TASK STATEMENT: Every record must be repeated exactly, with no omission.
--- Start THE RECORDS ---
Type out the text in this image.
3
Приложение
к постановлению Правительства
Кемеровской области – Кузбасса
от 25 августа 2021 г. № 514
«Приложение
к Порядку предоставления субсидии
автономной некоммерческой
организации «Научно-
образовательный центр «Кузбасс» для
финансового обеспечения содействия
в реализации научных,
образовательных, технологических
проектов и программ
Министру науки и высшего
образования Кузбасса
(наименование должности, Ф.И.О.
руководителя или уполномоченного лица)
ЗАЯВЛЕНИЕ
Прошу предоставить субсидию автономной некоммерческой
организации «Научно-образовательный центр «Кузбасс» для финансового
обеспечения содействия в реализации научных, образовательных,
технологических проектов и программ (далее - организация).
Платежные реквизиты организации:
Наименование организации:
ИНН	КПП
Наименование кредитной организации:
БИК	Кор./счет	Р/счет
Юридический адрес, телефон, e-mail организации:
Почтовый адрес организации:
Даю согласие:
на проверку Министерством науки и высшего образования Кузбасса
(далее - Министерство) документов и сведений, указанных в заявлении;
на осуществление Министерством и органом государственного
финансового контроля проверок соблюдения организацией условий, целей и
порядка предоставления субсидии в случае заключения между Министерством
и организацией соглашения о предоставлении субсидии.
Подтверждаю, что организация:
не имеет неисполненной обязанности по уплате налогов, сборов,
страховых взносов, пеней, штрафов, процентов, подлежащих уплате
--- End THE RECORDS ---
FULL SOLUTION:
Type out the text in this image.
3
Приложение
к постановлению Правительства
Кемеровской области – Кузбасса
от 25 августа 2021 г. № 514
«Приложение
к Порядку предоставления субсидии
автономной некоммерческой
организации «Научно-
образовательный центр «Кузбасс» для
финансового обеспечения содействия
в реализации научных,
образовательных, технологических
проектов и программ
Министру науки и высшего
образования Кузбасса
(наименование должности, Ф.И.О.
руководителя или уполномоченного лица)
ЗАЯВЛЕНИЕ
Прошу предоставить субсидию автономной некоммерческой
организации «Научно-образовательный центр «Кузбасс» для финансового
обеспечения содействия в реализации научных, образовательных,
технологических проектов и программ (далее - организация).
Платежные реквизиты организации:
Наименование организации:
ИНН	КПП
Наименование кредитной организации:
БИК	Кор./счет	Р/счет
Юридический адрес, телефон, e-mail организации:
Почтовый адрес организации:
Даю согласие:
на проверку Министерством науки и высшего образования Кузбасса
(далее - Министерство) документов и сведений, указанных в заявлении;
на осуществление Министерством и органом государственного
финансового контроля проверок соблюдения организацией условий, целей и
порядка предоставления субсидии в случае заключения между Министерством
и организацией соглашения о предоставлении субсидии.
Подтверждаю, что организация:
не имеет неисполненной обязанности по уплате налогов, сборов,
страховых взносов, пеней, штрафов, процентов, подлежащих уплате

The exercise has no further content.